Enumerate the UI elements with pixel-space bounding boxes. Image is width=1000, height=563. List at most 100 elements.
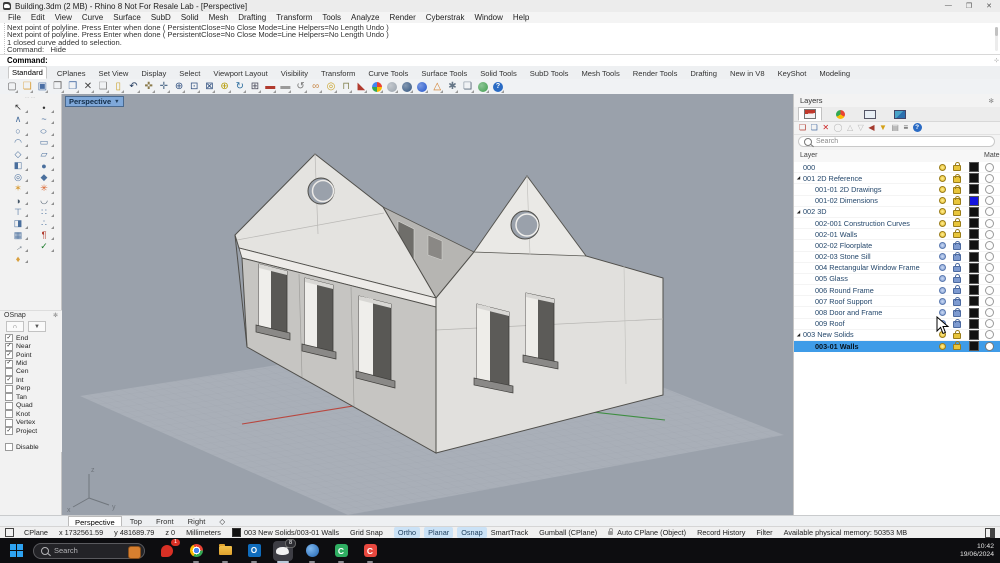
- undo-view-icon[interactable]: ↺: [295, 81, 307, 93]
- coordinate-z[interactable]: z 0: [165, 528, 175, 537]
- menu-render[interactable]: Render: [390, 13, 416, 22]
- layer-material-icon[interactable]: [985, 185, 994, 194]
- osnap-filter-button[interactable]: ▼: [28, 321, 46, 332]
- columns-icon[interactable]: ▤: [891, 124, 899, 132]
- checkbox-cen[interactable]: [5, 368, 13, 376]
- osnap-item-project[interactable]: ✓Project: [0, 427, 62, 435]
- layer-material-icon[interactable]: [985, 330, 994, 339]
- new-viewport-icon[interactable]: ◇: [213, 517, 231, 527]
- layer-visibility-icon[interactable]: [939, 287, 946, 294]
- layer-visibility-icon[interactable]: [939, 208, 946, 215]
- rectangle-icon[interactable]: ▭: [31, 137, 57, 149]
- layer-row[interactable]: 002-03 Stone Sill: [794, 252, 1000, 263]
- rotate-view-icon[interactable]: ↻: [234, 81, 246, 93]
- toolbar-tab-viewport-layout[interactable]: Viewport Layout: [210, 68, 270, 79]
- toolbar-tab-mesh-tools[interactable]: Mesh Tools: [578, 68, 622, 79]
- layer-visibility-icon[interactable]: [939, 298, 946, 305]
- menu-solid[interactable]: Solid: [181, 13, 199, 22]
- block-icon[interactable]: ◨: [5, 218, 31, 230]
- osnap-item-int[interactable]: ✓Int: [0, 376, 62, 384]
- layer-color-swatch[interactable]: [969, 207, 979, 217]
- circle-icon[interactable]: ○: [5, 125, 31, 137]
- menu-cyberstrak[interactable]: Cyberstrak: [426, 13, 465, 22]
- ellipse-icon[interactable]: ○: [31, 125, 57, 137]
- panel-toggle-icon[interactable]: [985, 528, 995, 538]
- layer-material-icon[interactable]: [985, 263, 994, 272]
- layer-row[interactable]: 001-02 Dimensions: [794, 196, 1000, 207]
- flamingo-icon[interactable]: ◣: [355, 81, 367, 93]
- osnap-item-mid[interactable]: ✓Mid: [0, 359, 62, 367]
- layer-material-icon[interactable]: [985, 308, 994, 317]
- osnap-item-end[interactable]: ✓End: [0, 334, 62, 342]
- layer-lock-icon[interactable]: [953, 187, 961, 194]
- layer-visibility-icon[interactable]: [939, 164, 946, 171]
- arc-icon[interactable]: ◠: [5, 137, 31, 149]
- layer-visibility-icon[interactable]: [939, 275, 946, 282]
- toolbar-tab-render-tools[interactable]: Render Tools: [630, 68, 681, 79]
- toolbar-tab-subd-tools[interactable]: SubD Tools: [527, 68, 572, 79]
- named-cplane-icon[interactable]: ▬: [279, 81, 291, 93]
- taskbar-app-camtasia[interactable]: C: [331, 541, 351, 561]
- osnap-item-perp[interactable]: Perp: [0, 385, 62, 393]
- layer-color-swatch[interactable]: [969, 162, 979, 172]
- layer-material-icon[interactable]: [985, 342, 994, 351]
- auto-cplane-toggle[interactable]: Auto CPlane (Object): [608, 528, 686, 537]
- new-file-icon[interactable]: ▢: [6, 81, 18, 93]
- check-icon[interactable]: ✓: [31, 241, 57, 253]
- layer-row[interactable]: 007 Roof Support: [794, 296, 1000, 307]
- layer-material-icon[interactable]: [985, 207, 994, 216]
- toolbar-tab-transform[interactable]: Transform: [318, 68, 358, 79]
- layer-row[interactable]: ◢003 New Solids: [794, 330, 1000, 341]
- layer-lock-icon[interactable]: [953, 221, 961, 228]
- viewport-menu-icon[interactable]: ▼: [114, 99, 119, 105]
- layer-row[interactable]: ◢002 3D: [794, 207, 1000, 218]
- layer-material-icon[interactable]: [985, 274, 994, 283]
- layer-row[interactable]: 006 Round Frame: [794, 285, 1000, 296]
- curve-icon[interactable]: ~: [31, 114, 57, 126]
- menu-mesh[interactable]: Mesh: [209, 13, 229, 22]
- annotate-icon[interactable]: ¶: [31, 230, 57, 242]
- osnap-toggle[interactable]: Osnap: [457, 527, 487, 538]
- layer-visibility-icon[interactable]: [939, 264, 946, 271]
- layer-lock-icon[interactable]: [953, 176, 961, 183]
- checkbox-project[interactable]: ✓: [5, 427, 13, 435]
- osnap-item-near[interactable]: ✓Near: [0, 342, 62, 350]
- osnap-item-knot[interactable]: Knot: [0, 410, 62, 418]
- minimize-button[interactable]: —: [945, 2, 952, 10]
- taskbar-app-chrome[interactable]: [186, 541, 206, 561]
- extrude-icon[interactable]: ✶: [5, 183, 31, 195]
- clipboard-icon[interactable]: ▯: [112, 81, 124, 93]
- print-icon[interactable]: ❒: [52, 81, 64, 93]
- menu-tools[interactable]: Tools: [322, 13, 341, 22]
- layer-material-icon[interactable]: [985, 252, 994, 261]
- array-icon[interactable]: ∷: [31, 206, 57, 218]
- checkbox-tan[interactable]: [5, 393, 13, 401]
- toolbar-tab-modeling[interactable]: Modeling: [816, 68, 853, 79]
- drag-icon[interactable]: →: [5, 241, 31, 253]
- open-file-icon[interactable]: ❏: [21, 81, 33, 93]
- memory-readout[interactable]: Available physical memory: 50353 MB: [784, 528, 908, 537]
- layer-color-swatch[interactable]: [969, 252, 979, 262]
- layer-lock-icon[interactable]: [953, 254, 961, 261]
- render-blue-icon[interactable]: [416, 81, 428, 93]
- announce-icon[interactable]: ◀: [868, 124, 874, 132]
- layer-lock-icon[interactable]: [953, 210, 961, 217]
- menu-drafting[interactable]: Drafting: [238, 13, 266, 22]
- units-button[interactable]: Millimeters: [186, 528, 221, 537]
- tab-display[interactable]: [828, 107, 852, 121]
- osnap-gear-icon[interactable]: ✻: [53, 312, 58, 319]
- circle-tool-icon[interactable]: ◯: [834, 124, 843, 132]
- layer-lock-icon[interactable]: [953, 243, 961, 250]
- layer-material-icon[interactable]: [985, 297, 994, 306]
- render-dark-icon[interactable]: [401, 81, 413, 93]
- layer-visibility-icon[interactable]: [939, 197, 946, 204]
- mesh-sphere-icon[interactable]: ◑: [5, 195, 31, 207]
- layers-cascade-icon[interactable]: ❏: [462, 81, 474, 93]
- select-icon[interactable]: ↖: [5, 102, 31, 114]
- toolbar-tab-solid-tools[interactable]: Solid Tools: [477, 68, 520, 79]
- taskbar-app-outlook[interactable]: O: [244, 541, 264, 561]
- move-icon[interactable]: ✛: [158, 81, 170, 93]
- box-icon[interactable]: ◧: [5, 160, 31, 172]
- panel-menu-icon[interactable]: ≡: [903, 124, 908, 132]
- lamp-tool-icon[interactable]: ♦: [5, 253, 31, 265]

--

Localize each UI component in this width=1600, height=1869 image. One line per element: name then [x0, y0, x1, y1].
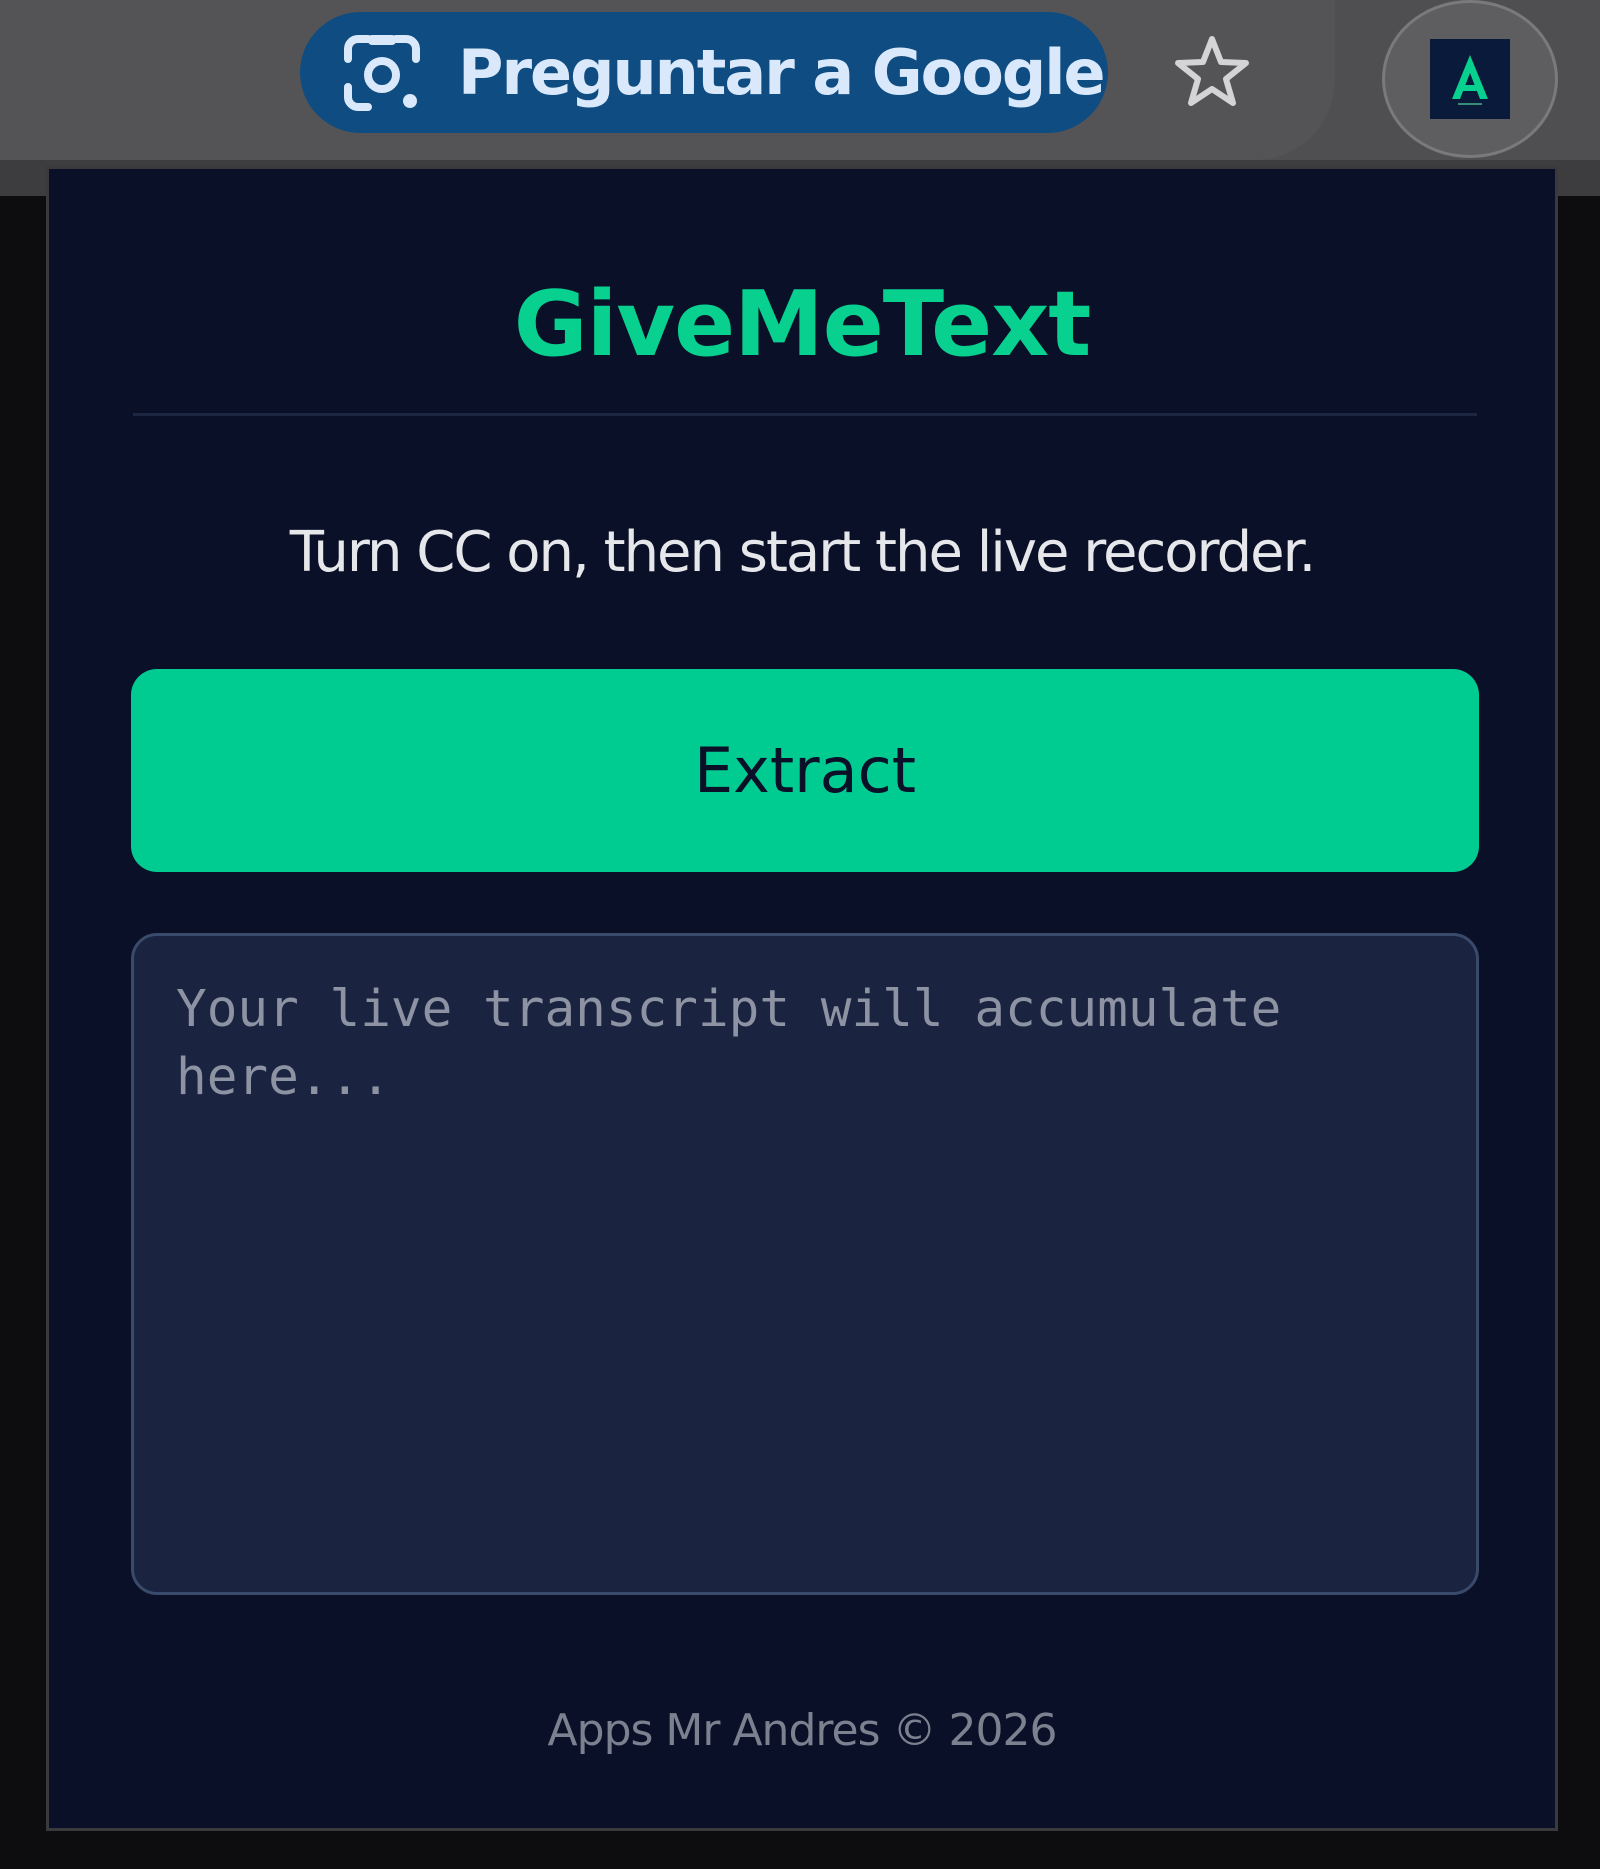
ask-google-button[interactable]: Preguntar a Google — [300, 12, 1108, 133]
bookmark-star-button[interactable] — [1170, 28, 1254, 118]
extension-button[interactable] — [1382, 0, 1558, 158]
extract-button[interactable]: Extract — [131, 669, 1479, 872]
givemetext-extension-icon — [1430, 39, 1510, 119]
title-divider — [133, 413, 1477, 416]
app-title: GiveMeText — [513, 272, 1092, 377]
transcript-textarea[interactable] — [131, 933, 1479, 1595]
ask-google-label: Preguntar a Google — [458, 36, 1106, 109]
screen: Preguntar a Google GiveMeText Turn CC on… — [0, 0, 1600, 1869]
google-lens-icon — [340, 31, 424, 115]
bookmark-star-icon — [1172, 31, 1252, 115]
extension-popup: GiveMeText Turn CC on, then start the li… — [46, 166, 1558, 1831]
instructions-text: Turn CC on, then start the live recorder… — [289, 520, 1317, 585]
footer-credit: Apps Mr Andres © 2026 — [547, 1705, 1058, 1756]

---

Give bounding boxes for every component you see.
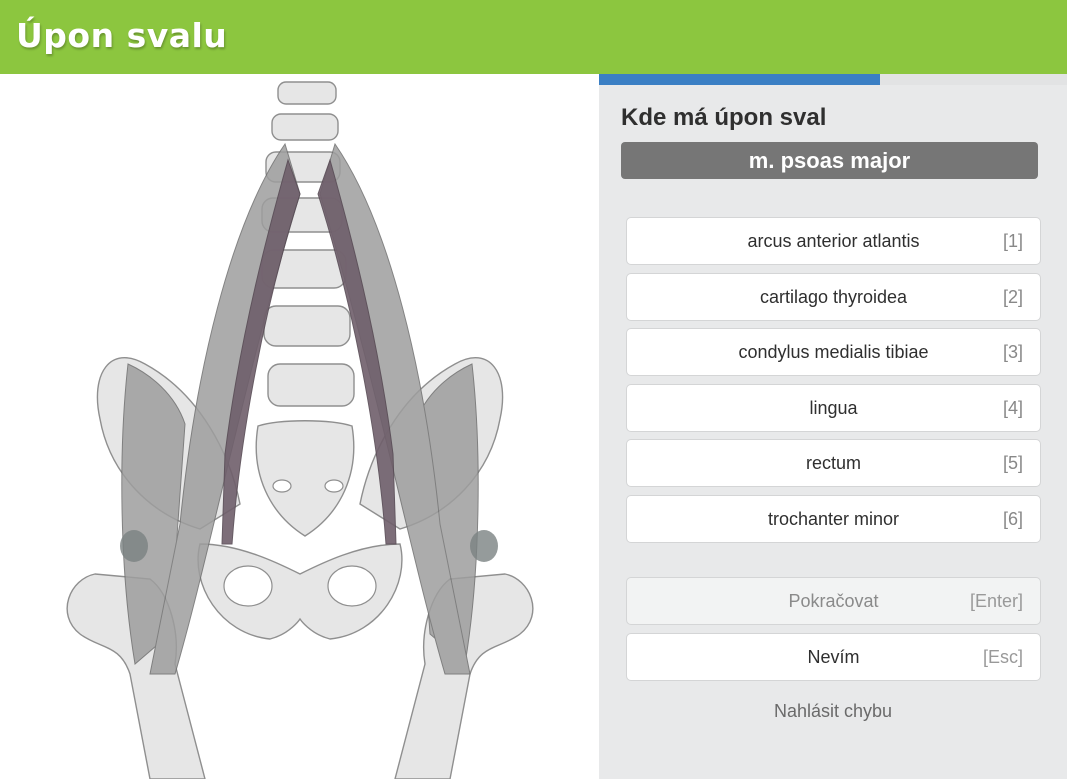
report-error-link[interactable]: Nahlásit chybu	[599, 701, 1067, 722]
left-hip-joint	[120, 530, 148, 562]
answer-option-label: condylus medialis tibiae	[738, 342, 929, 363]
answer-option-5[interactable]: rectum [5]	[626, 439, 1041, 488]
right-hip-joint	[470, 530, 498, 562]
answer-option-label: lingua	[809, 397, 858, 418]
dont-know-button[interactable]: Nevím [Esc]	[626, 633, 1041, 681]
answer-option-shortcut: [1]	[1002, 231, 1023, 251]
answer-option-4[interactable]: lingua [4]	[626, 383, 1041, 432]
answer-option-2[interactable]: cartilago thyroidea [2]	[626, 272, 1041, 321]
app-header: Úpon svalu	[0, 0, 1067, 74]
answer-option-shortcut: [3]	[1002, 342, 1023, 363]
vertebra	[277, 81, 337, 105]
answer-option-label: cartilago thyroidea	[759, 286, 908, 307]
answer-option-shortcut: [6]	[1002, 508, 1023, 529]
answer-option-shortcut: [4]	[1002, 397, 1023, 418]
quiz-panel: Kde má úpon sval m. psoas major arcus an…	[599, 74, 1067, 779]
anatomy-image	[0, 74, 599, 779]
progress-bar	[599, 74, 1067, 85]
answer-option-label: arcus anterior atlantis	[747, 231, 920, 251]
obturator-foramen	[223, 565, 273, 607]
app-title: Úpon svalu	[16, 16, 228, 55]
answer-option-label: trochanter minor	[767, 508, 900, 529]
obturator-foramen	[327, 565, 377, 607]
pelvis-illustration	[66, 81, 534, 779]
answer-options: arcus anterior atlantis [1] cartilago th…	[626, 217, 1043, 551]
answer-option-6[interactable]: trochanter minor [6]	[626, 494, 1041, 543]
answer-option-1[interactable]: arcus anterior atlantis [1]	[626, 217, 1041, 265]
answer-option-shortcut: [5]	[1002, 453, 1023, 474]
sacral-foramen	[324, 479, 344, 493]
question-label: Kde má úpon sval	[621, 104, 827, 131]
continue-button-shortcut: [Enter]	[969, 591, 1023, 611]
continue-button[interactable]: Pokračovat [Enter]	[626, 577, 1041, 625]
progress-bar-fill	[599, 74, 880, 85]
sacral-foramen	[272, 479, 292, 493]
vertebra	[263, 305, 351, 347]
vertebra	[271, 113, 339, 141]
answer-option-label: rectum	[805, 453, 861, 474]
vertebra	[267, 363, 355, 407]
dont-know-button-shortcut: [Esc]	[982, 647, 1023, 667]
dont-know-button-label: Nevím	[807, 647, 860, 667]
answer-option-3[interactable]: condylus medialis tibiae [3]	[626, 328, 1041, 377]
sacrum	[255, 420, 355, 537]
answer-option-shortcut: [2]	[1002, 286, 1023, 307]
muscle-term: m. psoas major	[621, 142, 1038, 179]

Stated task
How many lines of the records above contain the string "condylus"? Case counts. Reply with the number alone.

Answer for this exercise
2